▶ **What is expected**
Extract every entry word for word.
● ● ● ● ● ● ●
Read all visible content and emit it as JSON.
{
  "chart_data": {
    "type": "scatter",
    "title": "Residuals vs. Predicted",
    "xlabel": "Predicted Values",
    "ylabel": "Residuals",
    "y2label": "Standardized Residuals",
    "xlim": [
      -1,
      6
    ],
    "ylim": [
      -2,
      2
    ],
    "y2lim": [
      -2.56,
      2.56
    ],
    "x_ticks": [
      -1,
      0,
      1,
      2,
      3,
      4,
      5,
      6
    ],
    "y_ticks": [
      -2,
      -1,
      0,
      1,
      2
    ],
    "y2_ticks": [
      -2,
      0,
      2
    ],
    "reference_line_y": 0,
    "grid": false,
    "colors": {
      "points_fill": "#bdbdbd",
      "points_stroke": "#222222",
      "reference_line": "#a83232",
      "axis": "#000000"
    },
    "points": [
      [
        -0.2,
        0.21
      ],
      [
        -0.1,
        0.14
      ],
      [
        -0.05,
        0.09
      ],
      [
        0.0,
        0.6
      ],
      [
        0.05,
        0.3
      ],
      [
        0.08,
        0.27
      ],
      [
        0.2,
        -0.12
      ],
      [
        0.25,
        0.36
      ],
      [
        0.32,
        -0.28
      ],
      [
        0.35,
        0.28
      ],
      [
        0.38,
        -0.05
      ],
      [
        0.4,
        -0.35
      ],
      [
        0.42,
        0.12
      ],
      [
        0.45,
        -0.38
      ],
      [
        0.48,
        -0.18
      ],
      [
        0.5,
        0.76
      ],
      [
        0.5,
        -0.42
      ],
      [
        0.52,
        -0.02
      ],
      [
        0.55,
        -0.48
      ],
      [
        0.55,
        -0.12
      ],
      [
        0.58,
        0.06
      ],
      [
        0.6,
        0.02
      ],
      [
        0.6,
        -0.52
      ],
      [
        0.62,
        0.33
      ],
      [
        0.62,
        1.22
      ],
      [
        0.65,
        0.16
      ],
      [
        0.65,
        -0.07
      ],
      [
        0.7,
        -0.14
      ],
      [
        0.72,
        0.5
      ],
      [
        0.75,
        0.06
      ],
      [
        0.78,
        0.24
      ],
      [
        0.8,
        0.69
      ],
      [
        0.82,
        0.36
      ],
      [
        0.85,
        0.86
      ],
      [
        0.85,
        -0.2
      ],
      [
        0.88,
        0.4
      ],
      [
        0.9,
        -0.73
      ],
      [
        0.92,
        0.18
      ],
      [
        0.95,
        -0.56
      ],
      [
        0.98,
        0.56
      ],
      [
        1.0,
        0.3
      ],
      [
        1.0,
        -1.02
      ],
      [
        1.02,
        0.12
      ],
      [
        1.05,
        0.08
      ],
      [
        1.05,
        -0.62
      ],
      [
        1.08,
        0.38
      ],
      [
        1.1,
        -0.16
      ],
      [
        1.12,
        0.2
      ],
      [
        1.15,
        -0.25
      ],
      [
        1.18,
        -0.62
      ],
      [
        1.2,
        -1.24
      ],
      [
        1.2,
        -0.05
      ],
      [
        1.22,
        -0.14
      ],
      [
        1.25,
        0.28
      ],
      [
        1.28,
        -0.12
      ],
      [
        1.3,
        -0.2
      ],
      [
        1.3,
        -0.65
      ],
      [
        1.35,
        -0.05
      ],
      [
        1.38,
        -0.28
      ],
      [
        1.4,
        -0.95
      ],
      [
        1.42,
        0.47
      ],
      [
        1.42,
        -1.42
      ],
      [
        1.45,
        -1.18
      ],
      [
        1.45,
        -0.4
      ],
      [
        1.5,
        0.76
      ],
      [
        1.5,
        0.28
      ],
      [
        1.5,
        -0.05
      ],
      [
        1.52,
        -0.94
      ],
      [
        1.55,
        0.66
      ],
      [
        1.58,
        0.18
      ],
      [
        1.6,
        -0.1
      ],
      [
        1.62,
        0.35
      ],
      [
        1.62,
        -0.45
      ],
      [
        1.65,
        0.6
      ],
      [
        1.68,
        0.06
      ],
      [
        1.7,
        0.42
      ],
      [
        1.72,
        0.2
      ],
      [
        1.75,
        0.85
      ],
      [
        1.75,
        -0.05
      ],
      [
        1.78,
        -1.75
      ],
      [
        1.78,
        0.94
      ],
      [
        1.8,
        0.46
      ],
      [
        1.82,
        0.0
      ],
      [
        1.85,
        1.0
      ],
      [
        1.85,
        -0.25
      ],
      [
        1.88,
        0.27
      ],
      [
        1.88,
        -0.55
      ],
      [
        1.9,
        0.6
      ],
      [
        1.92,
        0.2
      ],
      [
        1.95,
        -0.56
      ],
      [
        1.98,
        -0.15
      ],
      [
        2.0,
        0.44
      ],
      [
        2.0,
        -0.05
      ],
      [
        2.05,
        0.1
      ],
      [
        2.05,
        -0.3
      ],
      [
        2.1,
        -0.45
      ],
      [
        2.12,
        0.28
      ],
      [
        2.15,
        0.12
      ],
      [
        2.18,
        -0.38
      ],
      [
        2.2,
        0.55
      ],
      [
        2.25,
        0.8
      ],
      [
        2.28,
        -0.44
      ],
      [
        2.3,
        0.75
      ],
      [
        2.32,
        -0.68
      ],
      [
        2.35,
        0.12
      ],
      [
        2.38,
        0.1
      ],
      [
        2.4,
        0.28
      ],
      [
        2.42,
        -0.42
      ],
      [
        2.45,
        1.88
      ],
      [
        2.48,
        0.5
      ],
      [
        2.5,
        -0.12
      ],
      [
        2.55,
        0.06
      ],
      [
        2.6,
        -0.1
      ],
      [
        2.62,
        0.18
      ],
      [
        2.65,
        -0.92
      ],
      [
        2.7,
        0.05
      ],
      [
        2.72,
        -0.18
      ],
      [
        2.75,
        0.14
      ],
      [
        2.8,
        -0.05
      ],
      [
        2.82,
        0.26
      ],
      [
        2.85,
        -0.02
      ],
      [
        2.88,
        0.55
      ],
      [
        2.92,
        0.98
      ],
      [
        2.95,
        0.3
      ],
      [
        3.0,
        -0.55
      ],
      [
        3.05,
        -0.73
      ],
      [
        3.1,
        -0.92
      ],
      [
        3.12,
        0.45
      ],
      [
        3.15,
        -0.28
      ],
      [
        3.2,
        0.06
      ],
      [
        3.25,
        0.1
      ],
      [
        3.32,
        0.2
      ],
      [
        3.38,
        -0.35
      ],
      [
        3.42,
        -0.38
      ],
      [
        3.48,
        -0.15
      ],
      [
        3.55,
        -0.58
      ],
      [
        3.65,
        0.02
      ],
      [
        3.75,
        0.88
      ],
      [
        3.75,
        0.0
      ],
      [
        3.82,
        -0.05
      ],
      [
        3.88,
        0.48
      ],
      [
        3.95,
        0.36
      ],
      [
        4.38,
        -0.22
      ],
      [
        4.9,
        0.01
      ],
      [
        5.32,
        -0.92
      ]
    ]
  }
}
● ● ● ● ● ● ●
▶ **Answer in full**
Read all visible content and emit it as JSON.
{
  "chart_data": {
    "type": "scatter",
    "title": "Residuals vs. Predicted",
    "xlabel": "Predicted Values",
    "ylabel": "Residuals",
    "y2label": "Standardized Residuals",
    "xlim": [
      -1,
      6
    ],
    "ylim": [
      -2,
      2
    ],
    "y2lim": [
      -2.56,
      2.56
    ],
    "x_ticks": [
      -1,
      0,
      1,
      2,
      3,
      4,
      5,
      6
    ],
    "y_ticks": [
      -2,
      -1,
      0,
      1,
      2
    ],
    "y2_ticks": [
      -2,
      0,
      2
    ],
    "reference_line_y": 0,
    "grid": false,
    "colors": {
      "points_fill": "#bdbdbd",
      "points_stroke": "#222222",
      "reference_line": "#a83232",
      "axis": "#000000"
    },
    "points": [
      [
        -0.2,
        0.21
      ],
      [
        -0.1,
        0.14
      ],
      [
        -0.05,
        0.09
      ],
      [
        0.0,
        0.6
      ],
      [
        0.05,
        0.3
      ],
      [
        0.08,
        0.27
      ],
      [
        0.2,
        -0.12
      ],
      [
        0.25,
        0.36
      ],
      [
        0.32,
        -0.28
      ],
      [
        0.35,
        0.28
      ],
      [
        0.38,
        -0.05
      ],
      [
        0.4,
        -0.35
      ],
      [
        0.42,
        0.12
      ],
      [
        0.45,
        -0.38
      ],
      [
        0.48,
        -0.18
      ],
      [
        0.5,
        0.76
      ],
      [
        0.5,
        -0.42
      ],
      [
        0.52,
        -0.02
      ],
      [
        0.55,
        -0.48
      ],
      [
        0.55,
        -0.12
      ],
      [
        0.58,
        0.06
      ],
      [
        0.6,
        0.02
      ],
      [
        0.6,
        -0.52
      ],
      [
        0.62,
        0.33
      ],
      [
        0.62,
        1.22
      ],
      [
        0.65,
        0.16
      ],
      [
        0.65,
        -0.07
      ],
      [
        0.7,
        -0.14
      ],
      [
        0.72,
        0.5
      ],
      [
        0.75,
        0.06
      ],
      [
        0.78,
        0.24
      ],
      [
        0.8,
        0.69
      ],
      [
        0.82,
        0.36
      ],
      [
        0.85,
        0.86
      ],
      [
        0.85,
        -0.2
      ],
      [
        0.88,
        0.4
      ],
      [
        0.9,
        -0.73
      ],
      [
        0.92,
        0.18
      ],
      [
        0.95,
        -0.56
      ],
      [
        0.98,
        0.56
      ],
      [
        1.0,
        0.3
      ],
      [
        1.0,
        -1.02
      ],
      [
        1.02,
        0.12
      ],
      [
        1.05,
        0.08
      ],
      [
        1.05,
        -0.62
      ],
      [
        1.08,
        0.38
      ],
      [
        1.1,
        -0.16
      ],
      [
        1.12,
        0.2
      ],
      [
        1.15,
        -0.25
      ],
      [
        1.18,
        -0.62
      ],
      [
        1.2,
        -1.24
      ],
      [
        1.2,
        -0.05
      ],
      [
        1.22,
        -0.14
      ],
      [
        1.25,
        0.28
      ],
      [
        1.28,
        -0.12
      ],
      [
        1.3,
        -0.2
      ],
      [
        1.3,
        -0.65
      ],
      [
        1.35,
        -0.05
      ],
      [
        1.38,
        -0.28
      ],
      [
        1.4,
        -0.95
      ],
      [
        1.42,
        0.47
      ],
      [
        1.42,
        -1.42
      ],
      [
        1.45,
        -1.18
      ],
      [
        1.45,
        -0.4
      ],
      [
        1.5,
        0.76
      ],
      [
        1.5,
        0.28
      ],
      [
        1.5,
        -0.05
      ],
      [
        1.52,
        -0.94
      ],
      [
        1.55,
        0.66
      ],
      [
        1.58,
        0.18
      ],
      [
        1.6,
        -0.1
      ],
      [
        1.62,
        0.35
      ],
      [
        1.62,
        -0.45
      ],
      [
        1.65,
        0.6
      ],
      [
        1.68,
        0.06
      ],
      [
        1.7,
        0.42
      ],
      [
        1.72,
        0.2
      ],
      [
        1.75,
        0.85
      ],
      [
        1.75,
        -0.05
      ],
      [
        1.78,
        -1.75
      ],
      [
        1.78,
        0.94
      ],
      [
        1.8,
        0.46
      ],
      [
        1.82,
        0.0
      ],
      [
        1.85,
        1.0
      ],
      [
        1.85,
        -0.25
      ],
      [
        1.88,
        0.27
      ],
      [
        1.88,
        -0.55
      ],
      [
        1.9,
        0.6
      ],
      [
        1.92,
        0.2
      ],
      [
        1.95,
        -0.56
      ],
      [
        1.98,
        -0.15
      ],
      [
        2.0,
        0.44
      ],
      [
        2.0,
        -0.05
      ],
      [
        2.05,
        0.1
      ],
      [
        2.05,
        -0.3
      ],
      [
        2.1,
        -0.45
      ],
      [
        2.12,
        0.28
      ],
      [
        2.15,
        0.12
      ],
      [
        2.18,
        -0.38
      ],
      [
        2.2,
        0.55
      ],
      [
        2.25,
        0.8
      ],
      [
        2.28,
        -0.44
      ],
      [
        2.3,
        0.75
      ],
      [
        2.32,
        -0.68
      ],
      [
        2.35,
        0.12
      ],
      [
        2.38,
        0.1
      ],
      [
        2.4,
        0.28
      ],
      [
        2.42,
        -0.42
      ],
      [
        2.45,
        1.88
      ],
      [
        2.48,
        0.5
      ],
      [
        2.5,
        -0.12
      ],
      [
        2.55,
        0.06
      ],
      [
        2.6,
        -0.1
      ],
      [
        2.62,
        0.18
      ],
      [
        2.65,
        -0.92
      ],
      [
        2.7,
        0.05
      ],
      [
        2.72,
        -0.18
      ],
      [
        2.75,
        0.14
      ],
      [
        2.8,
        -0.05
      ],
      [
        2.82,
        0.26
      ],
      [
        2.85,
        -0.02
      ],
      [
        2.88,
        0.55
      ],
      [
        2.92,
        0.98
      ],
      [
        2.95,
        0.3
      ],
      [
        3.0,
        -0.55
      ],
      [
        3.05,
        -0.73
      ],
      [
        3.1,
        -0.92
      ],
      [
        3.12,
        0.45
      ],
      [
        3.15,
        -0.28
      ],
      [
        3.2,
        0.06
      ],
      [
        3.25,
        0.1
      ],
      [
        3.32,
        0.2
      ],
      [
        3.38,
        -0.35
      ],
      [
        3.42,
        -0.38
      ],
      [
        3.48,
        -0.15
      ],
      [
        3.55,
        -0.58
      ],
      [
        3.65,
        0.02
      ],
      [
        3.75,
        0.88
      ],
      [
        3.75,
        0.0
      ],
      [
        3.82,
        -0.05
      ],
      [
        3.88,
        0.48
      ],
      [
        3.95,
        0.36
      ],
      [
        4.38,
        -0.22
      ],
      [
        4.9,
        0.01
      ],
      [
        5.32,
        -0.92
      ]
    ]
  }
}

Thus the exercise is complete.